#### Material for this task:
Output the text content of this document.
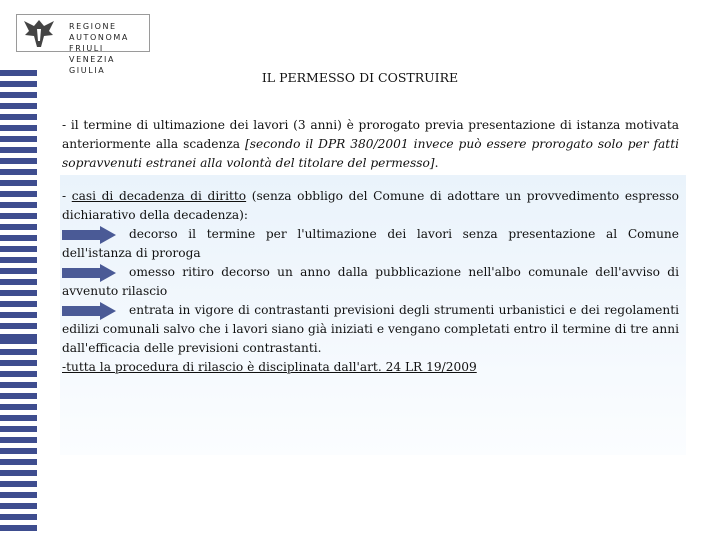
REGIONE AUTONOMA
FRIULI VENEZIA GIULIA	IL PERMESSO DI COSTRUIRE

- il termine di ultimazione dei lavori (3 anni) è prorogato previa presentazione di istanza motivata anteriormente alla scadenza [secondo il DPR 380/2001 invece può essere prorogato solo per fatti sopravvenuti estranei alla volontà del titolare del permesso].

- casi di decadenza di diritto (senza obbligo del Comune di adottare un provvedimento espresso dichiarativo della decadenza):

decorso il termine per l'ultimazione dei lavori senza presentazione al Comune dell'istanza di proroga
omesso ritiro decorso un anno dalla pubblicazione nell'albo comunale dell'avviso di avvenuto rilascio
entrata in vigore di contrastanti previsioni degli strumenti urbanistici e dei regolamenti edilizi comunali salvo che i lavori siano già iniziati e vengano completati entro il termine di tre anni dall'efficacia delle previsioni contrastanti.

-tutta la procedura di rilascio è disciplinata dall'art. 24 LR 19/2009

#### Task to complete:
Go through the listing above and write it out again exactly, dropping the pictures.

#### Output below:
Output the text content of this document.
REGIONE AUTONOMA
FRIULI VENEZIA GIULIA	IL PERMESSO DI COSTRUIRE

- il termine di ultimazione dei lavori (3 anni) è prorogato previa presentazione di istanza motivata anteriormente alla scadenza [secondo il DPR 380/2001 invece può essere prorogato solo per fatti sopravvenuti estranei alla volontà del titolare del permesso].

- casi di decadenza di diritto (senza obbligo del Comune di adottare un provvedimento espresso dichiarativo della decadenza):

decorso il termine per l'ultimazione dei lavori senza presentazione al Comune dell'istanza di proroga
omesso ritiro decorso un anno dalla pubblicazione nell'albo comunale dell'avviso di avvenuto rilascio
entrata in vigore di contrastanti previsioni degli strumenti urbanistici e dei regolamenti edilizi comunali salvo che i lavori siano già iniziati e vengano completati entro il termine di tre anni dall'efficacia delle previsioni contrastanti.

-tutta la procedura di rilascio è disciplinata dall'art. 24 LR 19/2009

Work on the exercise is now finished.